»»

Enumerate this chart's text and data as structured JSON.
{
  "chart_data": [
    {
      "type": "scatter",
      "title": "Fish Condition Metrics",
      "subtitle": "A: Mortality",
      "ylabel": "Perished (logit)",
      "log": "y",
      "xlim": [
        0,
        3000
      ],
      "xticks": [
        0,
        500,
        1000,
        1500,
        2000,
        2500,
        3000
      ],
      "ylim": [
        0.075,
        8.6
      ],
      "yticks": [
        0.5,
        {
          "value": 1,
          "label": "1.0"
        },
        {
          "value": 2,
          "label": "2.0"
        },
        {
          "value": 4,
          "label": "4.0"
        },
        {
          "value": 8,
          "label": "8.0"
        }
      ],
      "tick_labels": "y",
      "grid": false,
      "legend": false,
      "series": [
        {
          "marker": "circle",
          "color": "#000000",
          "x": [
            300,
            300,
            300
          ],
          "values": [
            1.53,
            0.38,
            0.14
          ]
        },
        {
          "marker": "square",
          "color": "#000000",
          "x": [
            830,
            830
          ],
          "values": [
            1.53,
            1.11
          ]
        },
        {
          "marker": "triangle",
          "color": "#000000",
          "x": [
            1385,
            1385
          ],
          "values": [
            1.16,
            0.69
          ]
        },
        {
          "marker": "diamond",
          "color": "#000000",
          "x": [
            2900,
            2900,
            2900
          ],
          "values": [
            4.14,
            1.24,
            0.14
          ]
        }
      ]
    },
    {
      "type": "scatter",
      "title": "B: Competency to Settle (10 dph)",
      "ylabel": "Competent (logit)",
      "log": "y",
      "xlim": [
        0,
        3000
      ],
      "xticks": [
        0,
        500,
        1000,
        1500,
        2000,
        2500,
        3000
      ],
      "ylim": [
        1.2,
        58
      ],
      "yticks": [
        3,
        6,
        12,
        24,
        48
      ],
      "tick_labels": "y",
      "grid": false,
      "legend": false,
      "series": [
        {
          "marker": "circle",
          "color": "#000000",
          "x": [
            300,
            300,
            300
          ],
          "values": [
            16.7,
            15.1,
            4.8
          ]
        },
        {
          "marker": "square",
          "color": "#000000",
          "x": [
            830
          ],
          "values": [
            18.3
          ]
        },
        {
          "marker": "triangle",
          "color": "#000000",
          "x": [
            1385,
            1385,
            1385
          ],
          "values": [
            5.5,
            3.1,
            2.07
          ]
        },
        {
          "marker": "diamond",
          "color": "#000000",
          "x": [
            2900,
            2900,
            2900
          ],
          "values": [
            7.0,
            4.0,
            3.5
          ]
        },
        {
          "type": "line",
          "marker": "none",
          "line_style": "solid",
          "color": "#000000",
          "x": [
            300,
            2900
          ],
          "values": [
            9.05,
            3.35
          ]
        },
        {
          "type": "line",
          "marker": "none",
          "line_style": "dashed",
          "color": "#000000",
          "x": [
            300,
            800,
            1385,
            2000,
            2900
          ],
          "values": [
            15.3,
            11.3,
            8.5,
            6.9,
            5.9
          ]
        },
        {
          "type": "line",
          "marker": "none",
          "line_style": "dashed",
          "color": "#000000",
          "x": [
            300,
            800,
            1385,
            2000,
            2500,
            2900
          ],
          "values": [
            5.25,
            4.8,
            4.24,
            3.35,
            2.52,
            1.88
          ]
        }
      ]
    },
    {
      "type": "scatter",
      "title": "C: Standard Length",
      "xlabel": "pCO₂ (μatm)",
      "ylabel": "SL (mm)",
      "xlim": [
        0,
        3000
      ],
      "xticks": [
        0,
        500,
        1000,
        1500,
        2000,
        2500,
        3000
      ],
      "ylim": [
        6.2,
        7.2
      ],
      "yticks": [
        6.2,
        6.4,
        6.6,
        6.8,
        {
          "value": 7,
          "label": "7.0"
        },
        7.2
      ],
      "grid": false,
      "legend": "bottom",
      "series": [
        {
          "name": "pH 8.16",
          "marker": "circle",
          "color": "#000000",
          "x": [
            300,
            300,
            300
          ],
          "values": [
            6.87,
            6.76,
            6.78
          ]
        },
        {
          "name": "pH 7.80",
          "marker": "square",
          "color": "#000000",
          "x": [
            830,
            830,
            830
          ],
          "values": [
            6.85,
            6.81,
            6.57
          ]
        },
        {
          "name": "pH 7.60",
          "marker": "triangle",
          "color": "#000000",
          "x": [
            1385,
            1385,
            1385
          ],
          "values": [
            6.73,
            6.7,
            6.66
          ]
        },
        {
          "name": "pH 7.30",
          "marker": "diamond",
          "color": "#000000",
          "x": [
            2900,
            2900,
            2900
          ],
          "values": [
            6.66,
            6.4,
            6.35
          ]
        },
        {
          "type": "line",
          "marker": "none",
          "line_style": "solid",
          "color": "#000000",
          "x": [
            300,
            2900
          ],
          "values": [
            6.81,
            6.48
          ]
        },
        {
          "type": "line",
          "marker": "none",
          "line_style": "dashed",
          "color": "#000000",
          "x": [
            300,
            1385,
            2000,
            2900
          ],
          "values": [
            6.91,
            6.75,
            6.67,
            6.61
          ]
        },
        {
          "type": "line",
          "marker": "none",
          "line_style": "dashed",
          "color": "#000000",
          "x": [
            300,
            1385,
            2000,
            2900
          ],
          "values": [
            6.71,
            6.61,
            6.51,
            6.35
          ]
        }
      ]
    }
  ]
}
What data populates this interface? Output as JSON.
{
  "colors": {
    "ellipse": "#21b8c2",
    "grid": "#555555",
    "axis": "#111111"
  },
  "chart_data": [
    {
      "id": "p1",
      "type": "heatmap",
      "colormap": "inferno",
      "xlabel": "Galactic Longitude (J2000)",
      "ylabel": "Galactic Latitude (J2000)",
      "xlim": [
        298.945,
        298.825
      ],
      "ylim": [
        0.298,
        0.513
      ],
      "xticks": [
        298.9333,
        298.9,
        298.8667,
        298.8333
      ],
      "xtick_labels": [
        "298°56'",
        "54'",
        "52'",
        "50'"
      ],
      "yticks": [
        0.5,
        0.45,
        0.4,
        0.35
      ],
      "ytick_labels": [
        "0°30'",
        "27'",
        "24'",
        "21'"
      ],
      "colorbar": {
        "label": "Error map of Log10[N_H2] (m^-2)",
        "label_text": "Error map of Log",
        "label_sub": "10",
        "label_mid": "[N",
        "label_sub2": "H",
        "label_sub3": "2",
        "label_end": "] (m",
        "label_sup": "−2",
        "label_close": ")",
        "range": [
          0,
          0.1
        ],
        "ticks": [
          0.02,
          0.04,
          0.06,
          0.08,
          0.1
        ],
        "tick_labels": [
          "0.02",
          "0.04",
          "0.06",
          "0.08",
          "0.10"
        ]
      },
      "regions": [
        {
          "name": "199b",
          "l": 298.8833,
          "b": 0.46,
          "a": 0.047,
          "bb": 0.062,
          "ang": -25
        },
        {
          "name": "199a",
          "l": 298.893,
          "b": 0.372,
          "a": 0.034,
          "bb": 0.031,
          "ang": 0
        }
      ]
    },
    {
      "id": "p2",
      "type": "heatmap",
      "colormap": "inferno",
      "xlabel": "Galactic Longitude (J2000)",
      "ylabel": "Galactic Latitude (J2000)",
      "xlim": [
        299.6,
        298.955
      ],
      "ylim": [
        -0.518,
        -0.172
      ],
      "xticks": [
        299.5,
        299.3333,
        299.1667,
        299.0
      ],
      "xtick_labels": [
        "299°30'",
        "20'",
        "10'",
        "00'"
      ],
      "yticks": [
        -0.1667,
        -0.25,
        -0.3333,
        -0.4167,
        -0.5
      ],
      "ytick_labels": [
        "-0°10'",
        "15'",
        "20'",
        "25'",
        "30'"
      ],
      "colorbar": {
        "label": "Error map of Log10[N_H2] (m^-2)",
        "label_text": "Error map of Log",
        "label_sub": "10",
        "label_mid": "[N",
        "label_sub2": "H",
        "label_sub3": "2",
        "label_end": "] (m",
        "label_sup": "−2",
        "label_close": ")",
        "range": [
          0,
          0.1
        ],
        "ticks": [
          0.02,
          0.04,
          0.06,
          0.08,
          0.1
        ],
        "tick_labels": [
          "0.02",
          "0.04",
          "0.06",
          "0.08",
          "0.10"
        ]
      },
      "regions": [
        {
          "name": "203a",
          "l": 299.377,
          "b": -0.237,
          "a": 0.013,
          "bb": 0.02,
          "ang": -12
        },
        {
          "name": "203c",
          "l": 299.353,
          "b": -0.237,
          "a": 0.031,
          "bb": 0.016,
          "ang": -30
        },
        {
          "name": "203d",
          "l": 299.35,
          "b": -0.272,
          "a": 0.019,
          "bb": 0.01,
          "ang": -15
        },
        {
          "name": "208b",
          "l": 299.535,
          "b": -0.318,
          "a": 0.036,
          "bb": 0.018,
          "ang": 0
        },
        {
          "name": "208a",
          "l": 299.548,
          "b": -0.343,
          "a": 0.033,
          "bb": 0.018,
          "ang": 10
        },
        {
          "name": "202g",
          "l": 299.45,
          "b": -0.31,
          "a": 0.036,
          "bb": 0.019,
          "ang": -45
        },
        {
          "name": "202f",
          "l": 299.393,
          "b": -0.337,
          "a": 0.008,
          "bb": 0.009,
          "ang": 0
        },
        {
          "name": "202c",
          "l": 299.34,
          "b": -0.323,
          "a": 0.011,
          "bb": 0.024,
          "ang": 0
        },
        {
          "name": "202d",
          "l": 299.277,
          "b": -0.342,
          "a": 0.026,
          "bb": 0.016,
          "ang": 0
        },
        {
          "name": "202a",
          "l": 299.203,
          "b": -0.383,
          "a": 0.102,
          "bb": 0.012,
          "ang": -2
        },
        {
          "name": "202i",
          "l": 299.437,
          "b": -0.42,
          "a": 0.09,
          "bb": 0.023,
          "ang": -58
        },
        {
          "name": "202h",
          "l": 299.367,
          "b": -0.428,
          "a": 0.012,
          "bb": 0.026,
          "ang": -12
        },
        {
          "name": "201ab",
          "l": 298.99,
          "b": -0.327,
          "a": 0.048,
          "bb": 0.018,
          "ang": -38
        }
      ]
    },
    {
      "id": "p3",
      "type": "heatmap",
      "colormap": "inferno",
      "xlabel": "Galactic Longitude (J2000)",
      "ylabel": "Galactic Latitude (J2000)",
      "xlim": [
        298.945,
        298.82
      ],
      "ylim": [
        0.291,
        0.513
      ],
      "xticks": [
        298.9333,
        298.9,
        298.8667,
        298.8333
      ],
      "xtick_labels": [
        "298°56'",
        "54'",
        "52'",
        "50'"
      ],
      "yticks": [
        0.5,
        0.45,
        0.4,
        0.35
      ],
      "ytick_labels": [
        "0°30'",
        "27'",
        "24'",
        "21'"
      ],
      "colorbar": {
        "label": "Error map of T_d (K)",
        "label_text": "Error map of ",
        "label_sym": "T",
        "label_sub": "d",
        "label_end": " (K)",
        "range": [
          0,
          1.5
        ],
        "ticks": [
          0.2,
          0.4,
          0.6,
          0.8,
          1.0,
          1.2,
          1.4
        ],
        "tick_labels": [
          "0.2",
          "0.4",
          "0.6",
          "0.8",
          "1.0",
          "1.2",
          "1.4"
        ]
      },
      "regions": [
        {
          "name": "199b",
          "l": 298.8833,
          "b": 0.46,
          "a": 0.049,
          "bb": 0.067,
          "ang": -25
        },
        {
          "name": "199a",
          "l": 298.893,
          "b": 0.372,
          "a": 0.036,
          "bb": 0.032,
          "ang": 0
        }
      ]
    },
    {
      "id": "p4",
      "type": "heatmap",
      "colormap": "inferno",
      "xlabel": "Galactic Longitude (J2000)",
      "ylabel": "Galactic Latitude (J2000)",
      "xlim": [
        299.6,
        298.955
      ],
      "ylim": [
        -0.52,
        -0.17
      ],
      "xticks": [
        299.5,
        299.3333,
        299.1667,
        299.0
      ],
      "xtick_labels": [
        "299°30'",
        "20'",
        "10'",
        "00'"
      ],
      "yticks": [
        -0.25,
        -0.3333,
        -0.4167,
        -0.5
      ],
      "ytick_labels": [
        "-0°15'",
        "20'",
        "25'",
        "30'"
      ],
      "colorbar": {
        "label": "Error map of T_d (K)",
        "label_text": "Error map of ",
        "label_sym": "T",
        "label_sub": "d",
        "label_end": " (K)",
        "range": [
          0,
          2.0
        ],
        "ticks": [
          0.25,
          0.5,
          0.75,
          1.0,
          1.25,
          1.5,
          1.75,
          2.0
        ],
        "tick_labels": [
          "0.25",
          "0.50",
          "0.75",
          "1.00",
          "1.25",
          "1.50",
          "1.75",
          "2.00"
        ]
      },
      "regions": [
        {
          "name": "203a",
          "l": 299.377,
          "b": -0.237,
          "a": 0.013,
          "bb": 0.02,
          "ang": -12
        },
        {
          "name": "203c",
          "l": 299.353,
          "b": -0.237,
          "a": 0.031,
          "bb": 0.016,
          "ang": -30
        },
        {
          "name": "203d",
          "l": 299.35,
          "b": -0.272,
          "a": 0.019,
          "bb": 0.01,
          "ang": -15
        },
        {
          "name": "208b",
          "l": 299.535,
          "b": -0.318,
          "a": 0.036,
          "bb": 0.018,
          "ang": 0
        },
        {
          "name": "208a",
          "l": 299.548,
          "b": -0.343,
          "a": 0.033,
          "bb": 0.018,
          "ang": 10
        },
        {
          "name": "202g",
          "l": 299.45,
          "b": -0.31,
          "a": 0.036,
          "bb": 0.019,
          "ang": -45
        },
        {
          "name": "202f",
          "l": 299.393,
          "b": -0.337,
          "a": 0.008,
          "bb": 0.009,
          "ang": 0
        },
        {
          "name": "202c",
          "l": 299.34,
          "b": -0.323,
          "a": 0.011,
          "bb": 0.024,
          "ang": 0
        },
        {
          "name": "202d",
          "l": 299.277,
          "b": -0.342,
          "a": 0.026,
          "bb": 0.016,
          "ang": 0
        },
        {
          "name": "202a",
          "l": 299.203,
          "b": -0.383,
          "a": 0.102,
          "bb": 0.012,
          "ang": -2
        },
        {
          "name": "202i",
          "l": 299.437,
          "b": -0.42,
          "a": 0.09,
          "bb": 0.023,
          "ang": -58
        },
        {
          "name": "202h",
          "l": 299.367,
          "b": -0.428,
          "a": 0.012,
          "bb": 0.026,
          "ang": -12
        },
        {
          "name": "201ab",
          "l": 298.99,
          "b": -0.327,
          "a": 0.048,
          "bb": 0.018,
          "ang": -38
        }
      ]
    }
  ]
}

««

**The task**
Look through the material above and pick out each line holding the word "logit".

**Written answer**
      "ylabel": "Perished (logit)",
      "ylabel": "Competent (logit)",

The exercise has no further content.